Data listing:
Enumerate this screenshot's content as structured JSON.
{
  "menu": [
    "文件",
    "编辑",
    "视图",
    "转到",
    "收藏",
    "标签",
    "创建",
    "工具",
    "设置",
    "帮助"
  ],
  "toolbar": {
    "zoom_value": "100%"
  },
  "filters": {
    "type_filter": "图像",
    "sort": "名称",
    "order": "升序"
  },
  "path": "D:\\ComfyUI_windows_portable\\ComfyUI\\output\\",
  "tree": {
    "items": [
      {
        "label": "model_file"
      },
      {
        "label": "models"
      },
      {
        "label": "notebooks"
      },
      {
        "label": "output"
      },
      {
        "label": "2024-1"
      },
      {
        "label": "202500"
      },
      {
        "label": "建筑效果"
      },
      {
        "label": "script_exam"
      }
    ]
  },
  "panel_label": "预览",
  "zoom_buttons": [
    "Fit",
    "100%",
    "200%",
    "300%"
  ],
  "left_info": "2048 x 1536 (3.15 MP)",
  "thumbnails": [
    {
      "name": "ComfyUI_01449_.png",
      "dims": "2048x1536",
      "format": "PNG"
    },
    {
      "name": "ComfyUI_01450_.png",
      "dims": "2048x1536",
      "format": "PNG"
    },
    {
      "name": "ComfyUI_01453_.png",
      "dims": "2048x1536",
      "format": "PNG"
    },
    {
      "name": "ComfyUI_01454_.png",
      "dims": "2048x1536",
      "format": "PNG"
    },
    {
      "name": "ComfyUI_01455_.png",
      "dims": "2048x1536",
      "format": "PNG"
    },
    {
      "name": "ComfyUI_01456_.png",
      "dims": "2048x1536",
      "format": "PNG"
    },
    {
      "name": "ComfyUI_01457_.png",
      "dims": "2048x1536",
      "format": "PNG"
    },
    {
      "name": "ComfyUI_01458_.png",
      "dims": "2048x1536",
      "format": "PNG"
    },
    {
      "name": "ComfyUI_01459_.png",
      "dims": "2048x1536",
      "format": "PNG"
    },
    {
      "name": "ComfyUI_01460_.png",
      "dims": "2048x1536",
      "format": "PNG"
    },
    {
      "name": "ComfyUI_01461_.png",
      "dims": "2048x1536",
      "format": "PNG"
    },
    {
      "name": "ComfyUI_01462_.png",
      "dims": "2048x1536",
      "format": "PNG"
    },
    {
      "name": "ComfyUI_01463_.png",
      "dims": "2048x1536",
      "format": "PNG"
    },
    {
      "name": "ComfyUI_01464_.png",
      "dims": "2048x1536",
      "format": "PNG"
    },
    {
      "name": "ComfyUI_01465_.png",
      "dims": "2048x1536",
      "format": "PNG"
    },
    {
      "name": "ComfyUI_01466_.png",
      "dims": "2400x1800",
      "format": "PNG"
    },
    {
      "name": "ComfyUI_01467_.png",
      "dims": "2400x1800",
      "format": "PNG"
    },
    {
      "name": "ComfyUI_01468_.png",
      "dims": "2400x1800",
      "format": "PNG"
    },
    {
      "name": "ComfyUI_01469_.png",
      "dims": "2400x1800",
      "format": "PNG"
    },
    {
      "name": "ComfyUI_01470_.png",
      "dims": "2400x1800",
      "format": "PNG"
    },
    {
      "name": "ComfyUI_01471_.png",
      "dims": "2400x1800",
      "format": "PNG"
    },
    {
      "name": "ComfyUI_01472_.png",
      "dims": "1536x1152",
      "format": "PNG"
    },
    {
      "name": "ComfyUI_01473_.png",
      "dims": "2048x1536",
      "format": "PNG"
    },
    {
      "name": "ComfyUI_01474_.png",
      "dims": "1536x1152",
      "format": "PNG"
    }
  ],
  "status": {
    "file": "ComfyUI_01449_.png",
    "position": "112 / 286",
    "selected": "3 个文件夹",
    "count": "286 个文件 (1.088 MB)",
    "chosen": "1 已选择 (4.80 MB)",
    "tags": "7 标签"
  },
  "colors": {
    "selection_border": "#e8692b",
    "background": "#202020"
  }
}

What you are asked to do: Each line of the material above must be retyped precisely.

Task solution:
Enumerate this screenshot's content as structured JSON.
{
  "menu": [
    "文件",
    "编辑",
    "视图",
    "转到",
    "收藏",
    "标签",
    "创建",
    "工具",
    "设置",
    "帮助"
  ],
  "toolbar": {
    "zoom_value": "100%"
  },
  "filters": {
    "type_filter": "图像",
    "sort": "名称",
    "order": "升序"
  },
  "path": "D:\\ComfyUI_windows_portable\\ComfyUI\\output\\",
  "tree": {
    "items": [
      {
        "label": "model_file"
      },
      {
        "label": "models"
      },
      {
        "label": "notebooks"
      },
      {
        "label": "output"
      },
      {
        "label": "2024-1"
      },
      {
        "label": "202500"
      },
      {
        "label": "建筑效果"
      },
      {
        "label": "script_exam"
      }
    ]
  },
  "panel_label": "预览",
  "zoom_buttons": [
    "Fit",
    "100%",
    "200%",
    "300%"
  ],
  "left_info": "2048 x 1536 (3.15 MP)",
  "thumbnails": [
    {
      "name": "ComfyUI_01449_.png",
      "dims": "2048x1536",
      "format": "PNG"
    },
    {
      "name": "ComfyUI_01450_.png",
      "dims": "2048x1536",
      "format": "PNG"
    },
    {
      "name": "ComfyUI_01453_.png",
      "dims": "2048x1536",
      "format": "PNG"
    },
    {
      "name": "ComfyUI_01454_.png",
      "dims": "2048x1536",
      "format": "PNG"
    },
    {
      "name": "ComfyUI_01455_.png",
      "dims": "2048x1536",
      "format": "PNG"
    },
    {
      "name": "ComfyUI_01456_.png",
      "dims": "2048x1536",
      "format": "PNG"
    },
    {
      "name": "ComfyUI_01457_.png",
      "dims": "2048x1536",
      "format": "PNG"
    },
    {
      "name": "ComfyUI_01458_.png",
      "dims": "2048x1536",
      "format": "PNG"
    },
    {
      "name": "ComfyUI_01459_.png",
      "dims": "2048x1536",
      "format": "PNG"
    },
    {
      "name": "ComfyUI_01460_.png",
      "dims": "2048x1536",
      "format": "PNG"
    },
    {
      "name": "ComfyUI_01461_.png",
      "dims": "2048x1536",
      "format": "PNG"
    },
    {
      "name": "ComfyUI_01462_.png",
      "dims": "2048x1536",
      "format": "PNG"
    },
    {
      "name": "ComfyUI_01463_.png",
      "dims": "2048x1536",
      "format": "PNG"
    },
    {
      "name": "ComfyUI_01464_.png",
      "dims": "2048x1536",
      "format": "PNG"
    },
    {
      "name": "ComfyUI_01465_.png",
      "dims": "2048x1536",
      "format": "PNG"
    },
    {
      "name": "ComfyUI_01466_.png",
      "dims": "2400x1800",
      "format": "PNG"
    },
    {
      "name": "ComfyUI_01467_.png",
      "dims": "2400x1800",
      "format": "PNG"
    },
    {
      "name": "ComfyUI_01468_.png",
      "dims": "2400x1800",
      "format": "PNG"
    },
    {
      "name": "ComfyUI_01469_.png",
      "dims": "2400x1800",
      "format": "PNG"
    },
    {
      "name": "ComfyUI_01470_.png",
      "dims": "2400x1800",
      "format": "PNG"
    },
    {
      "name": "ComfyUI_01471_.png",
      "dims": "2400x1800",
      "format": "PNG"
    },
    {
      "name": "ComfyUI_01472_.png",
      "dims": "1536x1152",
      "format": "PNG"
    },
    {
      "name": "ComfyUI_01473_.png",
      "dims": "2048x1536",
      "format": "PNG"
    },
    {
      "name": "ComfyUI_01474_.png",
      "dims": "1536x1152",
      "format": "PNG"
    }
  ],
  "status": {
    "file": "ComfyUI_01449_.png",
    "position": "112 / 286",
    "selected": "3 个文件夹",
    "count": "286 个文件 (1.088 MB)",
    "chosen": "1 已选择 (4.80 MB)",
    "tags": "7 标签"
  },
  "colors": {
    "selection_border": "#e8692b",
    "background": "#202020"
  }
}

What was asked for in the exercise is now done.